### Task objective
Go through the material below, count the lines with the word "wenn", and reply with the count alone.

### Data records
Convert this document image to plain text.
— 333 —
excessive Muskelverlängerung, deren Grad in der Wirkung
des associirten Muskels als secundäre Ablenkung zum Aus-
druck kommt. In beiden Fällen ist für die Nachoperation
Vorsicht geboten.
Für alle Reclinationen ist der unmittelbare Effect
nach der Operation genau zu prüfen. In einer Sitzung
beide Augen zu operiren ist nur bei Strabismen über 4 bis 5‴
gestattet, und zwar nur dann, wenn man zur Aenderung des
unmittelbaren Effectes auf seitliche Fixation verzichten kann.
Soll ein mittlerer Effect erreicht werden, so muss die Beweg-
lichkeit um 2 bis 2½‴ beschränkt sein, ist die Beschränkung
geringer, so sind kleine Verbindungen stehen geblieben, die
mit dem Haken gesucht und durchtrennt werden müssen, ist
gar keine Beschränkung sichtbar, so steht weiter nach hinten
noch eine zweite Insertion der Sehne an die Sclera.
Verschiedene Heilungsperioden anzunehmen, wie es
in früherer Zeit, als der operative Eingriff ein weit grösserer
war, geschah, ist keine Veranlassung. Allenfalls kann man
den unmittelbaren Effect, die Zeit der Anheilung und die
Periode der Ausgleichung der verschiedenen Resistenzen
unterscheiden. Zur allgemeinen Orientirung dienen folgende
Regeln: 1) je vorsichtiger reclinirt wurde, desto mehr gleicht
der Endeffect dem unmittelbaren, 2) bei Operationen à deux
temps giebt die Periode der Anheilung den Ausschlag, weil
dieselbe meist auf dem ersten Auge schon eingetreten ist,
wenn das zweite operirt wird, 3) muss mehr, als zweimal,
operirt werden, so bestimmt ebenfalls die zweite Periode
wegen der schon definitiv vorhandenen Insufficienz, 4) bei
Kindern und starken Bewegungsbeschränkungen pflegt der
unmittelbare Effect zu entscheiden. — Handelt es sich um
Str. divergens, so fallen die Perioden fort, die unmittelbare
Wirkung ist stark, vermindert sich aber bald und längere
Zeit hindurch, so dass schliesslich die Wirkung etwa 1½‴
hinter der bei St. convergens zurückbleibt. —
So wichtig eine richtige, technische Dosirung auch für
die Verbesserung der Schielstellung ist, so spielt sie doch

### Output for this exercise
2